(SET OF TASKS)
(1) Answer these from the mailing-list message about DBD::Informix:
(a) What version of DBD::Informix is given?
(b) What capacity does the message give for the idn_mrLvarchar data type?
(c) How much data can be inserted when going through DBI?
(2) List every data size mentioned in the mailing-list message about DBD::Informix.

(EXCERPT PROVIDED)

⟨

Jonathan Leffler wrote:
Rasoul Hajikhani wrote:
Jonathan Leffler wrote:
Rasoul Hajikhani wrote:
Here is a brief description of my DBD::Informix
Type: dr Name: Informix Version: 2003.04 Attribution: Jonathan Leffler <[EMAIL PROTECTED]> Product: INFORMIX-ESQL Version 9.51.UC1 Product Version: 951
I am trying to insert a 16MB data into a idn_mrLvarchar data type which has 2GIG capacity. This I can achieve using LOAD statement within 'dbaccess'. However, going through DBI, I can only achieve 256Bytes of data insertion. DBI::bind_param, and DBI::bind_param_inout are not implemented. I have used place holders with no effect either. Short of asking 'What Next', I am wondering if DBI does not care about the size of a SQL statement, which some of this group's members suggested some other day in their email to me, then what is preventing this insertion? I have a read some old email on this list and in one of them it was suggested that the sql size limit is 64K (True/False?). Is there any way of changing size limit in DBI, if such functionality exists at all?

⟩

Dataset items:
⟨

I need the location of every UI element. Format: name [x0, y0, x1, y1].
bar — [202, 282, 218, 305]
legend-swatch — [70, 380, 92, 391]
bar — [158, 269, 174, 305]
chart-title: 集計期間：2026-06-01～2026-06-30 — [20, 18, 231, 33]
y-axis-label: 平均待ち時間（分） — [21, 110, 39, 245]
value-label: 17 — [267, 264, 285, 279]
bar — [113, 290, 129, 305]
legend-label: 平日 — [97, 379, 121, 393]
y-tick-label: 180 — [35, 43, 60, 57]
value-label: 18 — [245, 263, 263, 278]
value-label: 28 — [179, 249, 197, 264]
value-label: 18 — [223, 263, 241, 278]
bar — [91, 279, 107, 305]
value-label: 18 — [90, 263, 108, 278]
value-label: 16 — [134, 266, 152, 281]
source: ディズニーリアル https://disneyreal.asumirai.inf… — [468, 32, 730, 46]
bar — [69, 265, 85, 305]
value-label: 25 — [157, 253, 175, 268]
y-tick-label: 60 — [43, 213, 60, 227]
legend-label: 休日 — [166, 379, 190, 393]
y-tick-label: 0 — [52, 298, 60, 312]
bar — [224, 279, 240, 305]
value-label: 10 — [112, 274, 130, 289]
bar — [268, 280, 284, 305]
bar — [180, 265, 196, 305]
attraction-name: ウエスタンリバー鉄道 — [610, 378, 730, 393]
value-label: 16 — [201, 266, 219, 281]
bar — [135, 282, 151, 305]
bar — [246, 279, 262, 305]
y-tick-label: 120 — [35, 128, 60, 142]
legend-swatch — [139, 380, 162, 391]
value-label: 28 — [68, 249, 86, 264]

⟩

(ANSWER SET)
(1)
(a) 2003.04
(b) 2GIG
(c) 256Bytes

(2) 16MB, 2GIG, 256Bytes, 64K